* Begin *
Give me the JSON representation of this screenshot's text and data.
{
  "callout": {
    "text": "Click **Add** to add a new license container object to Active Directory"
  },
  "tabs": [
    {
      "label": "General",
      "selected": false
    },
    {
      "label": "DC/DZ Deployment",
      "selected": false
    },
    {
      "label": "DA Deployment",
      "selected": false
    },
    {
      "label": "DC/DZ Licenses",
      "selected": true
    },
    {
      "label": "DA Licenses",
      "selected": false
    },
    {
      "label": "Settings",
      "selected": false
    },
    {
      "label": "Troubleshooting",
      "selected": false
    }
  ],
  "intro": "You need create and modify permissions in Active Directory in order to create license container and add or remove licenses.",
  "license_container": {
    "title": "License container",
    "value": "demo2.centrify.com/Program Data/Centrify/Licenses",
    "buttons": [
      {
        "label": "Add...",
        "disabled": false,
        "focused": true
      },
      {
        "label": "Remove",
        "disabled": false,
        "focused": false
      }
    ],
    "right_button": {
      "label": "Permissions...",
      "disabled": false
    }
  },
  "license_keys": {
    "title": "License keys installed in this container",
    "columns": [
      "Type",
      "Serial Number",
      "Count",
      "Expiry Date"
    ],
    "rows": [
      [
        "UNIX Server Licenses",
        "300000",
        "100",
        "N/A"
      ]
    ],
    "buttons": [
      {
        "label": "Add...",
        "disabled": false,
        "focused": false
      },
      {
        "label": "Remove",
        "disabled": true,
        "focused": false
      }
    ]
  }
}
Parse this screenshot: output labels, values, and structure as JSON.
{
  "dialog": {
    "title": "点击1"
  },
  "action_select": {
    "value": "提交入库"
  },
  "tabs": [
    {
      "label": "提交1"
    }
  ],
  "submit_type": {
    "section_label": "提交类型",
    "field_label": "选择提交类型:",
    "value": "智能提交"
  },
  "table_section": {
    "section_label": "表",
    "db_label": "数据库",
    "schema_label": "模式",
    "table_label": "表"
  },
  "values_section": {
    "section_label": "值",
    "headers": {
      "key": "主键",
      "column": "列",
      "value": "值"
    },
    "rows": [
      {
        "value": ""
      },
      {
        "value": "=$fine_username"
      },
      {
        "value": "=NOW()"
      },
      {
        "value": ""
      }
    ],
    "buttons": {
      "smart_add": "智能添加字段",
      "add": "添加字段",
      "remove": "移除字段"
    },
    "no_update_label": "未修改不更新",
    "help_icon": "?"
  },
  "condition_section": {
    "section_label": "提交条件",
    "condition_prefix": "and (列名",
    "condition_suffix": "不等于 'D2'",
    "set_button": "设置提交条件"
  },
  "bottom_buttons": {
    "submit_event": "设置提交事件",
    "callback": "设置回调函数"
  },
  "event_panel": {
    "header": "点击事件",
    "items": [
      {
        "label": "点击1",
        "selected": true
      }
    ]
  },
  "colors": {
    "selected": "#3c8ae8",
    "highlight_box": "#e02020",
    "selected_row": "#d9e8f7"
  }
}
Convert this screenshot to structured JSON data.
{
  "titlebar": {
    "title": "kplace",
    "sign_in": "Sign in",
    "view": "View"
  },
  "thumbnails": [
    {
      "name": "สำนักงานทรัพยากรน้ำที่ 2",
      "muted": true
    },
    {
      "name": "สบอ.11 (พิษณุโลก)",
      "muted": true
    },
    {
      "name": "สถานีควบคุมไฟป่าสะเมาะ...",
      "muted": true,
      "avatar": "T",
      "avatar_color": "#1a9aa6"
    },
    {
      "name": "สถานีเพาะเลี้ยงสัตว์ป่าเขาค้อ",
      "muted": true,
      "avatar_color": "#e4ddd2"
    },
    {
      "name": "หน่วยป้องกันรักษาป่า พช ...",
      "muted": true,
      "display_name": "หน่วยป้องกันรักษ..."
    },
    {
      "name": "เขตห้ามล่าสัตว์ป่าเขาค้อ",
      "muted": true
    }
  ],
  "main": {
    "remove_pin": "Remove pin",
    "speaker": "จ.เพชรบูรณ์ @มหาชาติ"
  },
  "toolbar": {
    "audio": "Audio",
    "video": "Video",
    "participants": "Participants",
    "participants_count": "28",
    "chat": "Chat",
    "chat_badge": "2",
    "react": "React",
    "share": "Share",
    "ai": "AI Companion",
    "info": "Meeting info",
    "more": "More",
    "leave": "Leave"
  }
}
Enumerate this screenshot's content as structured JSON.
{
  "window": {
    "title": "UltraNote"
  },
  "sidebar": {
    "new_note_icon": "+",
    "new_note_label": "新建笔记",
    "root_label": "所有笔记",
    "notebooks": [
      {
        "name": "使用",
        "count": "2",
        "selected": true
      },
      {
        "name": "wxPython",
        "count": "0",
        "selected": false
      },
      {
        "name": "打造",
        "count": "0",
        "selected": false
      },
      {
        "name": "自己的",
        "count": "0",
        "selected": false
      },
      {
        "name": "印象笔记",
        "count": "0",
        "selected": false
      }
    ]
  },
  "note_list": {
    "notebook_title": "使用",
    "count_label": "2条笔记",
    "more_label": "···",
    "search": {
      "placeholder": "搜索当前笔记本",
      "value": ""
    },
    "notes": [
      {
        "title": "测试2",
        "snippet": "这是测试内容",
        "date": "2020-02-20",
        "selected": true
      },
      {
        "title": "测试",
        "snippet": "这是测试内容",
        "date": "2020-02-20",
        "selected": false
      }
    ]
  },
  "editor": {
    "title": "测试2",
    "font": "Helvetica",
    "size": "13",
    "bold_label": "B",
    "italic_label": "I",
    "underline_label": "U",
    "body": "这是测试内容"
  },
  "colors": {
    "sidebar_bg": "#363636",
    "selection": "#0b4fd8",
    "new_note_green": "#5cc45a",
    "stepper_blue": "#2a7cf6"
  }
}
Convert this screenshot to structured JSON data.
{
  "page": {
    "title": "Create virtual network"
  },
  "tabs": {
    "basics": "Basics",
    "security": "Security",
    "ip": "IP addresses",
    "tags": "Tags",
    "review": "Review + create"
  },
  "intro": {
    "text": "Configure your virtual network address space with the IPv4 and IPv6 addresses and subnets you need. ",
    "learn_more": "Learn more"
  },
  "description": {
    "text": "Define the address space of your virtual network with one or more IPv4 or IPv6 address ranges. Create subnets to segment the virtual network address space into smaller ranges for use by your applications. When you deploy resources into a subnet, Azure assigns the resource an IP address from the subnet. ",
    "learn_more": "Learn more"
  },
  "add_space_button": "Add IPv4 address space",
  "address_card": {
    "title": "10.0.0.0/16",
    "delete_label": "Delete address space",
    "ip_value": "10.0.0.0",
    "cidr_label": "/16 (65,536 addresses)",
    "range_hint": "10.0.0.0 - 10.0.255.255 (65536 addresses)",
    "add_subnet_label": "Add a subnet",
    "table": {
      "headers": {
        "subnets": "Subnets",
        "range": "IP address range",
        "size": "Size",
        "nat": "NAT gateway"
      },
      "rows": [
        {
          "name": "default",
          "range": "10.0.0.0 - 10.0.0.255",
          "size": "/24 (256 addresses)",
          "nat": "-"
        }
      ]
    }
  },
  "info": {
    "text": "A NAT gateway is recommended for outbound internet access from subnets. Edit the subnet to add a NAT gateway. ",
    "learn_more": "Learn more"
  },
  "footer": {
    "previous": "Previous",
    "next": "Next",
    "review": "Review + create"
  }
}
* End *
Your objective:
Output the full listing exactly as it stands.

Answer for this exercise:
Give me the JSON representation of this screenshot's text and data.
{
  "callout": {
    "text": "Click **Add** to add a new license container object to Active Directory"
  },
  "tabs": [
    {
      "label": "General",
      "selected": false
    },
    {
      "label": "DC/DZ Deployment",
      "selected": false
    },
    {
      "label": "DA Deployment",
      "selected": false
    },
    {
      "label": "DC/DZ Licenses",
      "selected": true
    },
    {
      "label": "DA Licenses",
      "selected": false
    },
    {
      "label": "Settings",
      "selected": false
    },
    {
      "label": "Troubleshooting",
      "selected": false
    }
  ],
  "intro": "You need create and modify permissions in Active Directory in order to create license container and add or remove licenses.",
  "license_container": {
    "title": "License container",
    "value": "demo2.centrify.com/Program Data/Centrify/Licenses",
    "buttons": [
      {
        "label": "Add...",
        "disabled": false,
        "focused": true
      },
      {
        "label": "Remove",
        "disabled": false,
        "focused": false
      }
    ],
    "right_button": {
      "label": "Permissions...",
      "disabled": false
    }
  },
  "license_keys": {
    "title": "License keys installed in this container",
    "columns": [
      "Type",
      "Serial Number",
      "Count",
      "Expiry Date"
    ],
    "rows": [
      [
        "UNIX Server Licenses",
        "300000",
        "100",
        "N/A"
      ]
    ],
    "buttons": [
      {
        "label": "Add...",
        "disabled": false,
        "focused": false
      },
      {
        "label": "Remove",
        "disabled": true,
        "focused": false
      }
    ]
  }
}
Parse this screenshot: output labels, values, and structure as JSON.
{
  "dialog": {
    "title": "点击1"
  },
  "action_select": {
    "value": "提交入库"
  },
  "tabs": [
    {
      "label": "提交1"
    }
  ],
  "submit_type": {
    "section_label": "提交类型",
    "field_label": "选择提交类型:",
    "value": "智能提交"
  },
  "table_section": {
    "section_label": "表",
    "db_label": "数据库",
    "schema_label": "模式",
    "table_label": "表"
  },
  "values_section": {
    "section_label": "值",
    "headers": {
      "key": "主键",
      "column": "列",
      "value": "值"
    },
    "rows": [
      {
        "value": ""
      },
      {
        "value": "=$fine_username"
      },
      {
        "value": "=NOW()"
      },
      {
        "value": ""
      }
    ],
    "buttons": {
      "smart_add": "智能添加字段",
      "add": "添加字段",
      "remove": "移除字段"
    },
    "no_update_label": "未修改不更新",
    "help_icon": "?"
  },
  "condition_section": {
    "section_label": "提交条件",
    "condition_prefix": "and (列名",
    "condition_suffix": "不等于 'D2'",
    "set_button": "设置提交条件"
  },
  "bottom_buttons": {
    "submit_event": "设置提交事件",
    "callback": "设置回调函数"
  },
  "event_panel": {
    "header": "点击事件",
    "items": [
      {
        "label": "点击1",
        "selected": true
      }
    ]
  },
  "colors": {
    "selected": "#3c8ae8",
    "highlight_box": "#e02020",
    "selected_row": "#d9e8f7"
  }
}
Convert this screenshot to structured JSON data.
{
  "titlebar": {
    "title": "kplace",
    "sign_in": "Sign in",
    "view": "View"
  },
  "thumbnails": [
    {
      "name": "สำนักงานทรัพยากรน้ำที่ 2",
      "muted": true
    },
    {
      "name": "สบอ.11 (พิษณุโลก)",
      "muted": true
    },
    {
      "name": "สถานีควบคุมไฟป่าสะเมาะ...",
      "muted": true,
      "avatar": "T",
      "avatar_color": "#1a9aa6"
    },
    {
      "name": "สถานีเพาะเลี้ยงสัตว์ป่าเขาค้อ",
      "muted": true,
      "avatar_color": "#e4ddd2"
    },
    {
      "name": "หน่วยป้องกันรักษาป่า พช ...",
      "muted": true,
      "display_name": "หน่วยป้องกันรักษ..."
    },
    {
      "name": "เขตห้ามล่าสัตว์ป่าเขาค้อ",
      "muted": true
    }
  ],
  "main": {
    "remove_pin": "Remove pin",
    "speaker": "จ.เพชรบูรณ์ @มหาชาติ"
  },
  "toolbar": {
    "audio": "Audio",
    "video": "Video",
    "participants": "Participants",
    "participants_count": "28",
    "chat": "Chat",
    "chat_badge": "2",
    "react": "React",
    "share": "Share",
    "ai": "AI Companion",
    "info": "Meeting info",
    "more": "More",
    "leave": "Leave"
  }
}
Enumerate this screenshot's content as structured JSON.
{
  "window": {
    "title": "UltraNote"
  },
  "sidebar": {
    "new_note_icon": "+",
    "new_note_label": "新建笔记",
    "root_label": "所有笔记",
    "notebooks": [
      {
        "name": "使用",
        "count": "2",
        "selected": true
      },
      {
        "name": "wxPython",
        "count": "0",
        "selected": false
      },
      {
        "name": "打造",
        "count": "0",
        "selected": false
      },
      {
        "name": "自己的",
        "count": "0",
        "selected": false
      },
      {
        "name": "印象笔记",
        "count": "0",
        "selected": false
      }
    ]
  },
  "note_list": {
    "notebook_title": "使用",
    "count_label": "2条笔记",
    "more_label": "···",
    "search": {
      "placeholder": "搜索当前笔记本",
      "value": ""
    },
    "notes": [
      {
        "title": "测试2",
        "snippet": "这是测试内容",
        "date": "2020-02-20",
        "selected": true
      },
      {
        "title": "测试",
        "snippet": "这是测试内容",
        "date": "2020-02-20",
        "selected": false
      }
    ]
  },
  "editor": {
    "title": "测试2",
    "font": "Helvetica",
    "size": "13",
    "bold_label": "B",
    "italic_label": "I",
    "underline_label": "U",
    "body": "这是测试内容"
  },
  "colors": {
    "sidebar_bg": "#363636",
    "selection": "#0b4fd8",
    "new_note_green": "#5cc45a",
    "stepper_blue": "#2a7cf6"
  }
}
Convert this screenshot to structured JSON data.
{
  "page": {
    "title": "Create virtual network"
  },
  "tabs": {
    "basics": "Basics",
    "security": "Security",
    "ip": "IP addresses",
    "tags": "Tags",
    "review": "Review + create"
  },
  "intro": {
    "text": "Configure your virtual network address space with the IPv4 and IPv6 addresses and subnets you need. ",
    "learn_more": "Learn more"
  },
  "description": {
    "text": "Define the address space of your virtual network with one or more IPv4 or IPv6 address ranges. Create subnets to segment the virtual network address space into smaller ranges for use by your applications. When you deploy resources into a subnet, Azure assigns the resource an IP address from the subnet. ",
    "learn_more": "Learn more"
  },
  "add_space_button": "Add IPv4 address space",
  "address_card": {
    "title": "10.0.0.0/16",
    "delete_label": "Delete address space",
    "ip_value": "10.0.0.0",
    "cidr_label": "/16 (65,536 addresses)",
    "range_hint": "10.0.0.0 - 10.0.255.255 (65536 addresses)",
    "add_subnet_label": "Add a subnet",
    "table": {
      "headers": {
        "subnets": "Subnets",
        "range": "IP address range",
        "size": "Size",
        "nat": "NAT gateway"
      },
      "rows": [
        {
          "name": "default",
          "range": "10.0.0.0 - 10.0.0.255",
          "size": "/24 (256 addresses)",
          "nat": "-"
        }
      ]
    }
  },
  "info": {
    "text": "A NAT gateway is recommended for outbound internet access from subnets. Edit the subnet to add a NAT gateway. ",
    "learn_more": "Learn more"
  },
  "footer": {
    "previous": "Previous",
    "next": "Next",
    "review": "Review + create"
  }
}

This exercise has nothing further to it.